* _The problem_: Type out all the records word for word. Any pictures are to be left out.

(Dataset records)

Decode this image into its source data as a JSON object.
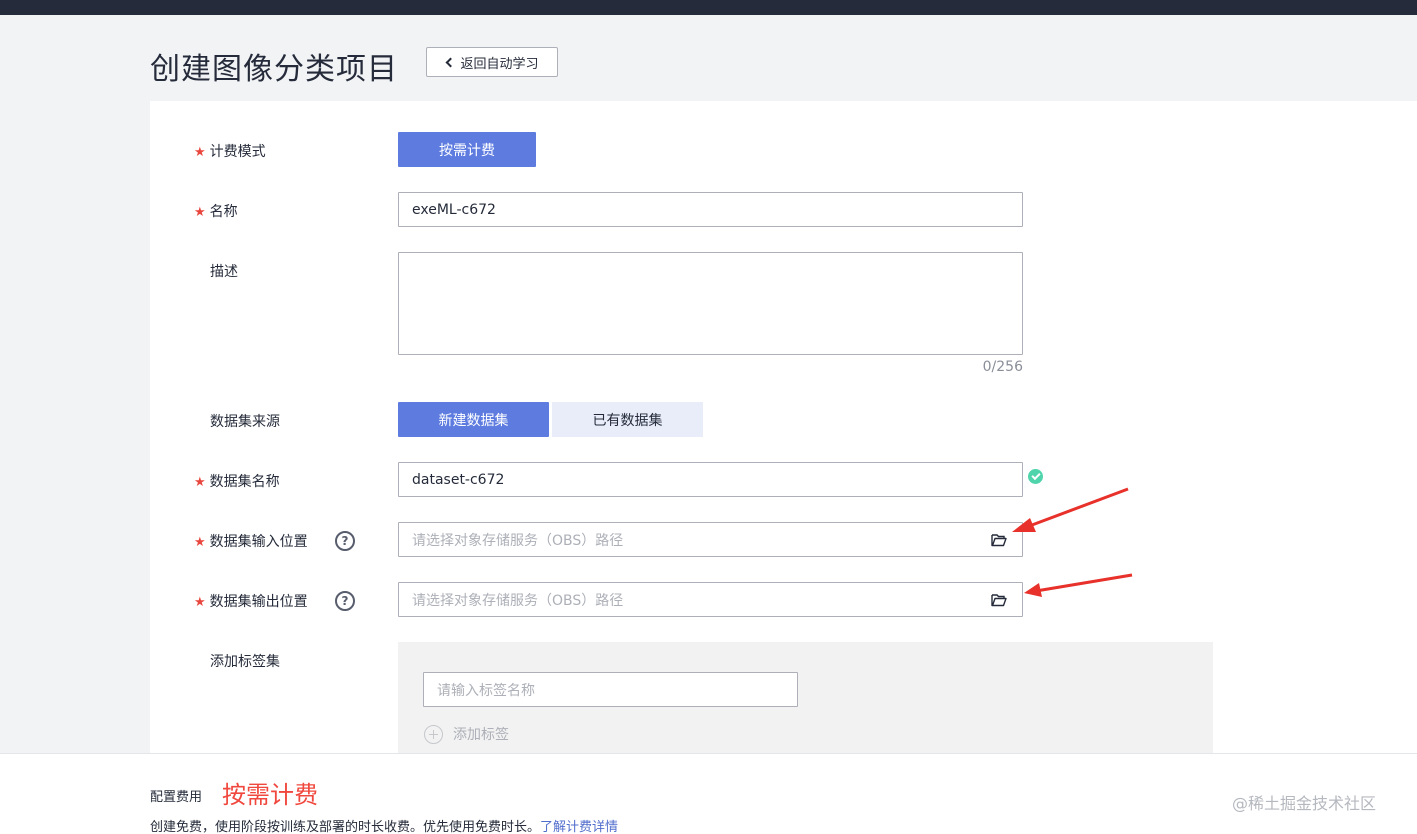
{
  "header": {
    "page_title": "创建图像分类项目",
    "back_label": "返回自动学习"
  },
  "form": {
    "billing_mode": {
      "label": "计费模式",
      "required": "★",
      "value": "按需计费"
    },
    "name": {
      "label": "名称",
      "required": "★",
      "value": "exeML-c672"
    },
    "description": {
      "label": "描述",
      "value": "",
      "counter": "0/256"
    },
    "dataset_source": {
      "label": "数据集来源",
      "options": [
        "新建数据集",
        "已有数据集"
      ],
      "selected": "新建数据集"
    },
    "dataset_name": {
      "label": "数据集名称",
      "required": "★",
      "value": "dataset-c672"
    },
    "dataset_input": {
      "label": "数据集输入位置",
      "required": "★",
      "help": "?",
      "placeholder": "请选择对象存储服务（OBS）路径"
    },
    "dataset_output": {
      "label": "数据集输出位置",
      "required": "★",
      "help": "?",
      "placeholder": "请选择对象存储服务（OBS）路径"
    },
    "label_set": {
      "label": "添加标签集",
      "input_placeholder": "请输入标签名称",
      "add_label": "添加标签"
    }
  },
  "footer": {
    "fee_label": "配置费用",
    "fee_value": "按需计费",
    "fee_desc": "创建免费，使用阶段按训练及部署的时长收费。优先使用免费时长。",
    "fee_link": "了解计费详情"
  },
  "watermark": "@稀土掘金技术社区",
  "colors": {
    "primary": "#5e7ce0",
    "required": "#e8473f",
    "success": "#50d4ab",
    "fee_red": "#f0483e",
    "arrow_red": "#e8312a",
    "link": "#526ecc"
  }
}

* _Response to this task_:
Decode this image into its source data as a JSON object.
{
  "header": {
    "page_title": "创建图像分类项目",
    "back_label": "返回自动学习"
  },
  "form": {
    "billing_mode": {
      "label": "计费模式",
      "required": "★",
      "value": "按需计费"
    },
    "name": {
      "label": "名称",
      "required": "★",
      "value": "exeML-c672"
    },
    "description": {
      "label": "描述",
      "value": "",
      "counter": "0/256"
    },
    "dataset_source": {
      "label": "数据集来源",
      "options": [
        "新建数据集",
        "已有数据集"
      ],
      "selected": "新建数据集"
    },
    "dataset_name": {
      "label": "数据集名称",
      "required": "★",
      "value": "dataset-c672"
    },
    "dataset_input": {
      "label": "数据集输入位置",
      "required": "★",
      "help": "?",
      "placeholder": "请选择对象存储服务（OBS）路径"
    },
    "dataset_output": {
      "label": "数据集输出位置",
      "required": "★",
      "help": "?",
      "placeholder": "请选择对象存储服务（OBS）路径"
    },
    "label_set": {
      "label": "添加标签集",
      "input_placeholder": "请输入标签名称",
      "add_label": "添加标签"
    }
  },
  "footer": {
    "fee_label": "配置费用",
    "fee_value": "按需计费",
    "fee_desc": "创建免费，使用阶段按训练及部署的时长收费。优先使用免费时长。",
    "fee_link": "了解计费详情"
  },
  "watermark": "@稀土掘金技术社区",
  "colors": {
    "primary": "#5e7ce0",
    "required": "#e8473f",
    "success": "#50d4ab",
    "fee_red": "#f0483e",
    "arrow_red": "#e8312a",
    "link": "#526ecc"
  }
}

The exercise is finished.